Stored data entries:
******

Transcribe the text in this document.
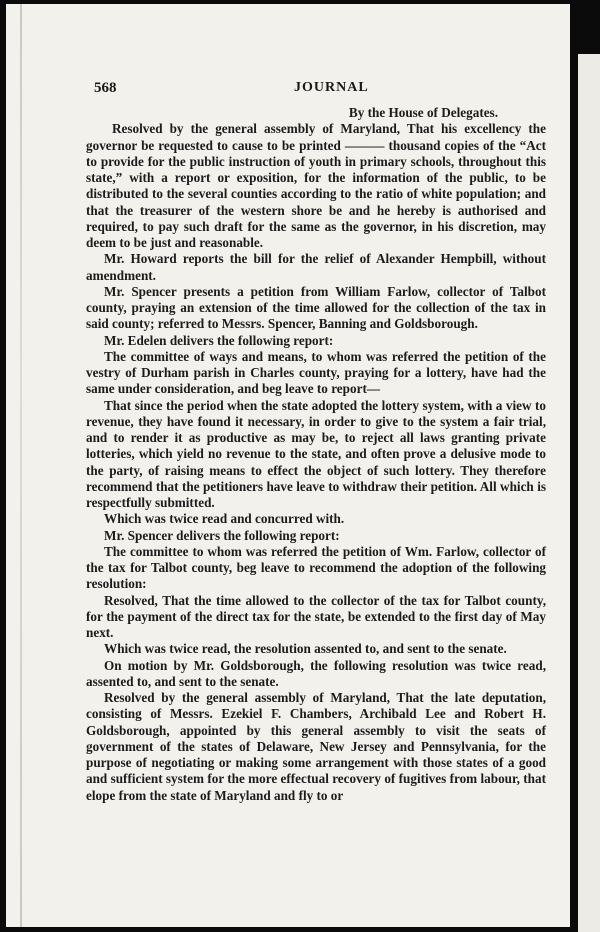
568	JOURNAL

By the House of Delegates.

Resolved by the general assembly of Maryland, That his excellency the governor be requested to cause to be printed ——— thousand copies of the “Act to provide for the public instruction of youth in primary schools, throughout this state,” with a report or exposition, for the information of the public, to be distributed to the several counties according to the ratio of white population; and that the treasurer of the western shore be and he hereby is authorised and required, to pay such draft for the same as the governor, in his discretion, may deem to be just and reasonable.

Mr. Howard reports the bill for the relief of Alexander Hempbill, without amendment.

Mr. Spencer presents a petition from William Farlow, collector of Talbot county, praying an extension of the time allowed for the collection of the tax in said county; referred to Messrs. Spencer, Banning and Goldsborough.

Mr. Edelen delivers the following report:

The committee of ways and means, to whom was referred the petition of the vestry of Durham parish in Charles county, praying for a lottery, have had the same under consideration, and beg leave to report—

That since the period when the state adopted the lottery system, with a view to revenue, they have found it necessary, in order to give to the system a fair trial, and to render it as productive as may be, to reject all laws granting private lotteries, which yield no revenue to the state, and often prove a delusive mode to the party, of raising means to effect the object of such lottery. They therefore recommend that the petitioners have leave to withdraw their petition. All which is respectfully submitted.

Which was twice read and concurred with.

Mr. Spencer delivers the following report:

The committee to whom was referred the petition of Wm. Farlow, collector of the tax for Talbot county, beg leave to recommend the adoption of the following resolution:

Resolved, That the time allowed to the collector of the tax for Talbot county, for the payment of the direct tax for the state, be extended to the first day of May next.

Which was twice read, the resolution assented to, and sent to the senate.

On motion by Mr. Goldsborough, the following resolution was twice read, assented to, and sent to the senate.

Resolved by the general assembly of Maryland, That the late deputation, consisting of Messrs. Ezekiel F. Chambers, Archibald Lee and Robert H. Goldsborough, appointed by this general assembly to visit the seats of government of the states of Delaware, New Jersey and Pennsylvania, for the purpose of negotiating or making some arrangement with those states of a good and sufficient system for the more effectual recovery of fugitives from labour, that elope from the state of Maryland and fly to or
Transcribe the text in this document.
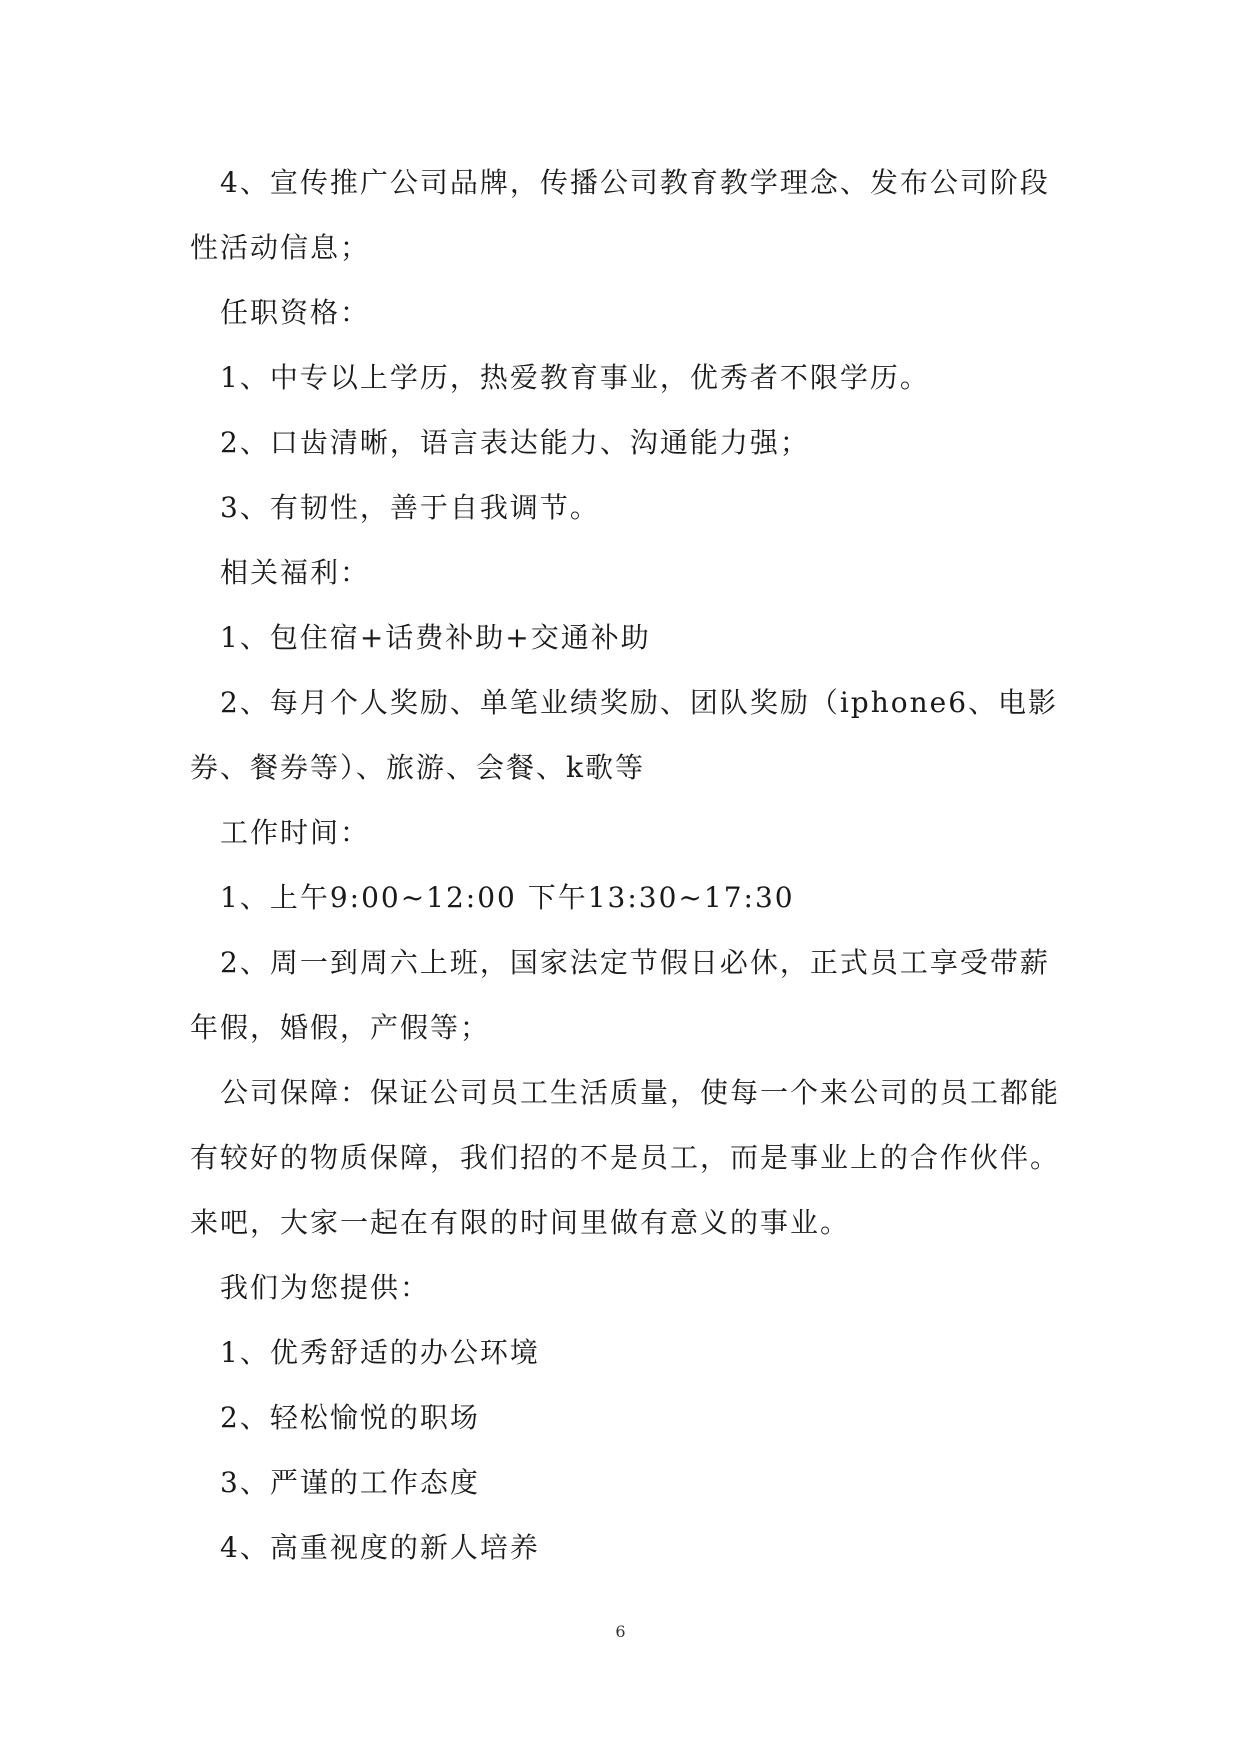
4、宣传推广公司品牌，传播公司教育教学理念、发布公司阶段性活动信息；

任职资格：

1、中专以上学历，热爱教育事业，优秀者不限学历。

2、口齿清晰，语言表达能力、沟通能力强；

3、有韧性，善于自我调节。

相关福利：

1、包住宿+话费补助+交通补助

2、每月个人奖励、单笔业绩奖励、团队奖励（iphone6、电影券、餐券等）、旅游、会餐、k歌等

工作时间：

1、上午9:00~12:00 下午13:30~17:30

2、周一到周六上班，国家法定节假日必休，正式员工享受带薪年假，婚假，产假等；

公司保障：保证公司员工生活质量，使每一个来公司的员工都能有较好的物质保障，我们招的不是员工，而是事业上的合作伙伴。来吧，大家一起在有限的时间里做有意义的事业。

我们为您提供：

1、优秀舒适的办公环境

2、轻松愉悦的职场

3、严谨的工作态度

4、高重视度的新人培养

6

******

## SET PROBLEM
Locate each line with the word "senate" and copy it.

## ANSWER TO THE TASK
Which was twice read, the resolution assented to, and sent to the senate.
On motion by Mr. Goldsborough, the following resolution was twice read, assented to, and sent to the senate.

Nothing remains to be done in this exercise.